EXERCISE AIM:
What follows is a block of records; reproduce all of it verbatim.

WORKING DATA:
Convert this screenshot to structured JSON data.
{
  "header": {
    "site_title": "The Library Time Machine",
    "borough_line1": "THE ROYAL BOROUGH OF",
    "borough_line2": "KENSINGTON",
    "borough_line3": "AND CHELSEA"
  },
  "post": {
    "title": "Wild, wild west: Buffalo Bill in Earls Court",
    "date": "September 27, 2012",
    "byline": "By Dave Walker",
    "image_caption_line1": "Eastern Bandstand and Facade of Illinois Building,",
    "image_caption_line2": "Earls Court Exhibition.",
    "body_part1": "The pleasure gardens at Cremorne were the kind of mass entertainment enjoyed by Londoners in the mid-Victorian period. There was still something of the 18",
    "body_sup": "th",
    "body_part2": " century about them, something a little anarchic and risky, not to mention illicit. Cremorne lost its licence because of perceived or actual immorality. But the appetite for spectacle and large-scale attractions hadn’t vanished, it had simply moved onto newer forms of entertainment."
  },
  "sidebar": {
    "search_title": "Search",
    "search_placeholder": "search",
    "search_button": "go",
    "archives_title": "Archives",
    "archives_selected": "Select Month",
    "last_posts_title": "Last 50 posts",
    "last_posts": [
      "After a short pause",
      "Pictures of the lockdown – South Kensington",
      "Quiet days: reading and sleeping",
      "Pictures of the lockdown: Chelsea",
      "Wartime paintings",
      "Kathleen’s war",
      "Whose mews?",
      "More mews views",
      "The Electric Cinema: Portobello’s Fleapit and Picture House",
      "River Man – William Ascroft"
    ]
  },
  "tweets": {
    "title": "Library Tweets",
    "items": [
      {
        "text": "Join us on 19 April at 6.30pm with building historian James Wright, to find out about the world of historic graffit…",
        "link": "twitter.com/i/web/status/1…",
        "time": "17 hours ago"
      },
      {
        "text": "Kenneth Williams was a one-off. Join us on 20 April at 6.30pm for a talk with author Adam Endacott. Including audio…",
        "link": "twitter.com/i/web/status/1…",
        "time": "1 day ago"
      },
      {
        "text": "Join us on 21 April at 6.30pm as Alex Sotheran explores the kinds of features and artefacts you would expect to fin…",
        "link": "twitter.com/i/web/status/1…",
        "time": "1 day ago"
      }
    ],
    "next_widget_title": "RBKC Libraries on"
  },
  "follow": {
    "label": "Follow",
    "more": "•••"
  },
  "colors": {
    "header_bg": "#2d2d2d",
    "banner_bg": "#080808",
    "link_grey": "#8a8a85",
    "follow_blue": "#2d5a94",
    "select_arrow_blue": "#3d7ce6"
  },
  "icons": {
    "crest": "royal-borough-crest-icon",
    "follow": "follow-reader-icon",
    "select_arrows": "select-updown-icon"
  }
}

TASK RESPONSE:
Convert this screenshot to structured JSON data.
{
  "header": {
    "site_title": "The Library Time Machine",
    "borough_line1": "THE ROYAL BOROUGH OF",
    "borough_line2": "KENSINGTON",
    "borough_line3": "AND CHELSEA"
  },
  "post": {
    "title": "Wild, wild west: Buffalo Bill in Earls Court",
    "date": "September 27, 2012",
    "byline": "By Dave Walker",
    "image_caption_line1": "Eastern Bandstand and Facade of Illinois Building,",
    "image_caption_line2": "Earls Court Exhibition.",
    "body_part1": "The pleasure gardens at Cremorne were the kind of mass entertainment enjoyed by Londoners in the mid-Victorian period. There was still something of the 18",
    "body_sup": "th",
    "body_part2": " century about them, something a little anarchic and risky, not to mention illicit. Cremorne lost its licence because of perceived or actual immorality. But the appetite for spectacle and large-scale attractions hadn’t vanished, it had simply moved onto newer forms of entertainment."
  },
  "sidebar": {
    "search_title": "Search",
    "search_placeholder": "search",
    "search_button": "go",
    "archives_title": "Archives",
    "archives_selected": "Select Month",
    "last_posts_title": "Last 50 posts",
    "last_posts": [
      "After a short pause",
      "Pictures of the lockdown – South Kensington",
      "Quiet days: reading and sleeping",
      "Pictures of the lockdown: Chelsea",
      "Wartime paintings",
      "Kathleen’s war",
      "Whose mews?",
      "More mews views",
      "The Electric Cinema: Portobello’s Fleapit and Picture House",
      "River Man – William Ascroft"
    ]
  },
  "tweets": {
    "title": "Library Tweets",
    "items": [
      {
        "text": "Join us on 19 April at 6.30pm with building historian James Wright, to find out about the world of historic graffit…",
        "link": "twitter.com/i/web/status/1…",
        "time": "17 hours ago"
      },
      {
        "text": "Kenneth Williams was a one-off. Join us on 20 April at 6.30pm for a talk with author Adam Endacott. Including audio…",
        "link": "twitter.com/i/web/status/1…",
        "time": "1 day ago"
      },
      {
        "text": "Join us on 21 April at 6.30pm as Alex Sotheran explores the kinds of features and artefacts you would expect to fin…",
        "link": "twitter.com/i/web/status/1…",
        "time": "1 day ago"
      }
    ],
    "next_widget_title": "RBKC Libraries on"
  },
  "follow": {
    "label": "Follow",
    "more": "•••"
  },
  "colors": {
    "header_bg": "#2d2d2d",
    "banner_bg": "#080808",
    "link_grey": "#8a8a85",
    "follow_blue": "#2d5a94",
    "select_arrow_blue": "#3d7ce6"
  },
  "icons": {
    "crest": "royal-borough-crest-icon",
    "follow": "follow-reader-icon",
    "select_arrows": "select-updown-icon"
  }
}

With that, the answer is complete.